## GIVEN PROBLEM
Please give the listing again, word for word, with nothing left out.

Dataset excerpts:
--- --- ---
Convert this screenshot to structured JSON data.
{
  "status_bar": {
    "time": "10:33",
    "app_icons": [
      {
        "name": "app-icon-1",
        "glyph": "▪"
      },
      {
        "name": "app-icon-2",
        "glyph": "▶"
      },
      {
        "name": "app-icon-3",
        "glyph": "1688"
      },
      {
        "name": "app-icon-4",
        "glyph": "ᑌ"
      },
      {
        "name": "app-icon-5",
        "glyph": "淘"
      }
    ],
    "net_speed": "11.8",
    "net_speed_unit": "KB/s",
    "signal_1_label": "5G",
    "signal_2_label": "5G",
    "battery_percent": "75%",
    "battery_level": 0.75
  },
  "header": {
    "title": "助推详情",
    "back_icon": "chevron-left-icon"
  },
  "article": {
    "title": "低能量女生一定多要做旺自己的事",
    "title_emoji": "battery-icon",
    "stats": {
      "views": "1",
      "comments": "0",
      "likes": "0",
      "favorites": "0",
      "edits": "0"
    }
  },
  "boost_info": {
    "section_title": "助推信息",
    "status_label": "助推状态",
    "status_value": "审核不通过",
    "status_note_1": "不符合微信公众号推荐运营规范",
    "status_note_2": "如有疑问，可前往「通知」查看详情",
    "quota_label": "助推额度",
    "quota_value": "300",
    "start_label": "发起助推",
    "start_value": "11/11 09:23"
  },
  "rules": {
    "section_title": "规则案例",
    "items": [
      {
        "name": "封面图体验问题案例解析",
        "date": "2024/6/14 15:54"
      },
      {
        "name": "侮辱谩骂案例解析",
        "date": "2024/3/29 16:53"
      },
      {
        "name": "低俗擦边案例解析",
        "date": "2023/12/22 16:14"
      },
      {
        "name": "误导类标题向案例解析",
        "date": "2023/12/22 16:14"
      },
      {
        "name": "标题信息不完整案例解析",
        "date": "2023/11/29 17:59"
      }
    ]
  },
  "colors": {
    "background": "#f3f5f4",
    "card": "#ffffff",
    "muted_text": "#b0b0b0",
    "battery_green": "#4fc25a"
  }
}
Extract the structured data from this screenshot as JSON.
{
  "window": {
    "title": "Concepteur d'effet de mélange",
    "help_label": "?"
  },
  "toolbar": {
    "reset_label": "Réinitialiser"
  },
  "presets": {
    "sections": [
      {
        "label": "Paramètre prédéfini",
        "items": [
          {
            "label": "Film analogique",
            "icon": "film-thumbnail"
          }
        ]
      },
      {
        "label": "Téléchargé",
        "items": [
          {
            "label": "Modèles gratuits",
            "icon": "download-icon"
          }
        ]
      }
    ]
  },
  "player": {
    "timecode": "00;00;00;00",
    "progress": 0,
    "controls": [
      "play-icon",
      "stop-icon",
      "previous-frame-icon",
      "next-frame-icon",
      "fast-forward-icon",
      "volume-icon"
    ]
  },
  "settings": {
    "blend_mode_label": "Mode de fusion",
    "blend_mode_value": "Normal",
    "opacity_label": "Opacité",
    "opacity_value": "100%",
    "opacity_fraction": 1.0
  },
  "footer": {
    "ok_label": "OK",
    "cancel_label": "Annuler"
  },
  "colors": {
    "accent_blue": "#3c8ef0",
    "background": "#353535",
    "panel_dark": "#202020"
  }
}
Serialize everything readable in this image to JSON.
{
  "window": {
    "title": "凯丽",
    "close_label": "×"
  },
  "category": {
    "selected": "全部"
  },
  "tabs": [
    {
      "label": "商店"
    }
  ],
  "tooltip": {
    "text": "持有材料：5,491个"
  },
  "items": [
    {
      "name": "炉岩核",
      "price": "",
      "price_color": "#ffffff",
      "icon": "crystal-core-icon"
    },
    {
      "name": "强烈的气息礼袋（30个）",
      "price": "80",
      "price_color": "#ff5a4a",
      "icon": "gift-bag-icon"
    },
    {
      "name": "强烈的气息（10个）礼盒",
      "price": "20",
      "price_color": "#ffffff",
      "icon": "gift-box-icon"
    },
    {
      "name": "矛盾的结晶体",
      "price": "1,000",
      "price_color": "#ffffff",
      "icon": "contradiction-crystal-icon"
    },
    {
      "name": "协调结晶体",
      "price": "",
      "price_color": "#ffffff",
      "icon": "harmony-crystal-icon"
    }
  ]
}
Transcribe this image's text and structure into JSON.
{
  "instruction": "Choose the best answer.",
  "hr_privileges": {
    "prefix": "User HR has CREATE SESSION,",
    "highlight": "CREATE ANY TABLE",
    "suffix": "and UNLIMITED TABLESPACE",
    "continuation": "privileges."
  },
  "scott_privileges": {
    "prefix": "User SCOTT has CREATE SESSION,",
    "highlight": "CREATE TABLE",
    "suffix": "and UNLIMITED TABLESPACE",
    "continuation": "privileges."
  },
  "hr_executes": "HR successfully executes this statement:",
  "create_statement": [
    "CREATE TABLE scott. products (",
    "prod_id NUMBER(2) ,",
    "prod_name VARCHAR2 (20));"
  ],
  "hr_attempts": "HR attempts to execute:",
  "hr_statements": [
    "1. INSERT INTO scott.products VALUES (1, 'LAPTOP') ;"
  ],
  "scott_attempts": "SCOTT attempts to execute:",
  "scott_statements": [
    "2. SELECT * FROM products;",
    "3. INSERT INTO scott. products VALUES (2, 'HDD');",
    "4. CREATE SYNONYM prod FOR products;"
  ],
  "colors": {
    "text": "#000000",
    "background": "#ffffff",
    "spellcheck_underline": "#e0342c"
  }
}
--- --- ---
## OUTPUT FOR THIS TASK
Convert this screenshot to structured JSON data.
{
  "status_bar": {
    "time": "10:33",
    "app_icons": [
      {
        "name": "app-icon-1",
        "glyph": "▪"
      },
      {
        "name": "app-icon-2",
        "glyph": "▶"
      },
      {
        "name": "app-icon-3",
        "glyph": "1688"
      },
      {
        "name": "app-icon-4",
        "glyph": "ᑌ"
      },
      {
        "name": "app-icon-5",
        "glyph": "淘"
      }
    ],
    "net_speed": "11.8",
    "net_speed_unit": "KB/s",
    "signal_1_label": "5G",
    "signal_2_label": "5G",
    "battery_percent": "75%",
    "battery_level": 0.75
  },
  "header": {
    "title": "助推详情",
    "back_icon": "chevron-left-icon"
  },
  "article": {
    "title": "低能量女生一定多要做旺自己的事",
    "title_emoji": "battery-icon",
    "stats": {
      "views": "1",
      "comments": "0",
      "likes": "0",
      "favorites": "0",
      "edits": "0"
    }
  },
  "boost_info": {
    "section_title": "助推信息",
    "status_label": "助推状态",
    "status_value": "审核不通过",
    "status_note_1": "不符合微信公众号推荐运营规范",
    "status_note_2": "如有疑问，可前往「通知」查看详情",
    "quota_label": "助推额度",
    "quota_value": "300",
    "start_label": "发起助推",
    "start_value": "11/11 09:23"
  },
  "rules": {
    "section_title": "规则案例",
    "items": [
      {
        "name": "封面图体验问题案例解析",
        "date": "2024/6/14 15:54"
      },
      {
        "name": "侮辱谩骂案例解析",
        "date": "2024/3/29 16:53"
      },
      {
        "name": "低俗擦边案例解析",
        "date": "2023/12/22 16:14"
      },
      {
        "name": "误导类标题向案例解析",
        "date": "2023/12/22 16:14"
      },
      {
        "name": "标题信息不完整案例解析",
        "date": "2023/11/29 17:59"
      }
    ]
  },
  "colors": {
    "background": "#f3f5f4",
    "card": "#ffffff",
    "muted_text": "#b0b0b0",
    "battery_green": "#4fc25a"
  }
}
Extract the structured data from this screenshot as JSON.
{
  "window": {
    "title": "Concepteur d'effet de mélange",
    "help_label": "?"
  },
  "toolbar": {
    "reset_label": "Réinitialiser"
  },
  "presets": {
    "sections": [
      {
        "label": "Paramètre prédéfini",
        "items": [
          {
            "label": "Film analogique",
            "icon": "film-thumbnail"
          }
        ]
      },
      {
        "label": "Téléchargé",
        "items": [
          {
            "label": "Modèles gratuits",
            "icon": "download-icon"
          }
        ]
      }
    ]
  },
  "player": {
    "timecode": "00;00;00;00",
    "progress": 0,
    "controls": [
      "play-icon",
      "stop-icon",
      "previous-frame-icon",
      "next-frame-icon",
      "fast-forward-icon",
      "volume-icon"
    ]
  },
  "settings": {
    "blend_mode_label": "Mode de fusion",
    "blend_mode_value": "Normal",
    "opacity_label": "Opacité",
    "opacity_value": "100%",
    "opacity_fraction": 1.0
  },
  "footer": {
    "ok_label": "OK",
    "cancel_label": "Annuler"
  },
  "colors": {
    "accent_blue": "#3c8ef0",
    "background": "#353535",
    "panel_dark": "#202020"
  }
}
Serialize everything readable in this image to JSON.
{
  "window": {
    "title": "凯丽",
    "close_label": "×"
  },
  "category": {
    "selected": "全部"
  },
  "tabs": [
    {
      "label": "商店"
    }
  ],
  "tooltip": {
    "text": "持有材料：5,491个"
  },
  "items": [
    {
      "name": "炉岩核",
      "price": "",
      "price_color": "#ffffff",
      "icon": "crystal-core-icon"
    },
    {
      "name": "强烈的气息礼袋（30个）",
      "price": "80",
      "price_color": "#ff5a4a",
      "icon": "gift-bag-icon"
    },
    {
      "name": "强烈的气息（10个）礼盒",
      "price": "20",
      "price_color": "#ffffff",
      "icon": "gift-box-icon"
    },
    {
      "name": "矛盾的结晶体",
      "price": "1,000",
      "price_color": "#ffffff",
      "icon": "contradiction-crystal-icon"
    },
    {
      "name": "协调结晶体",
      "price": "",
      "price_color": "#ffffff",
      "icon": "harmony-crystal-icon"
    }
  ]
}
Transcribe this image's text and structure into JSON.
{
  "instruction": "Choose the best answer.",
  "hr_privileges": {
    "prefix": "User HR has CREATE SESSION,",
    "highlight": "CREATE ANY TABLE",
    "suffix": "and UNLIMITED TABLESPACE",
    "continuation": "privileges."
  },
  "scott_privileges": {
    "prefix": "User SCOTT has CREATE SESSION,",
    "highlight": "CREATE TABLE",
    "suffix": "and UNLIMITED TABLESPACE",
    "continuation": "privileges."
  },
  "hr_executes": "HR successfully executes this statement:",
  "create_statement": [
    "CREATE TABLE scott. products (",
    "prod_id NUMBER(2) ,",
    "prod_name VARCHAR2 (20));"
  ],
  "hr_attempts": "HR attempts to execute:",
  "hr_statements": [
    "1. INSERT INTO scott.products VALUES (1, 'LAPTOP') ;"
  ],
  "scott_attempts": "SCOTT attempts to execute:",
  "scott_statements": [
    "2. SELECT * FROM products;",
    "3. INSERT INTO scott. products VALUES (2, 'HDD');",
    "4. CREATE SYNONYM prod FOR products;"
  ],
  "colors": {
    "text": "#000000",
    "background": "#ffffff",
    "spellcheck_underline": "#e0342c"
  }
}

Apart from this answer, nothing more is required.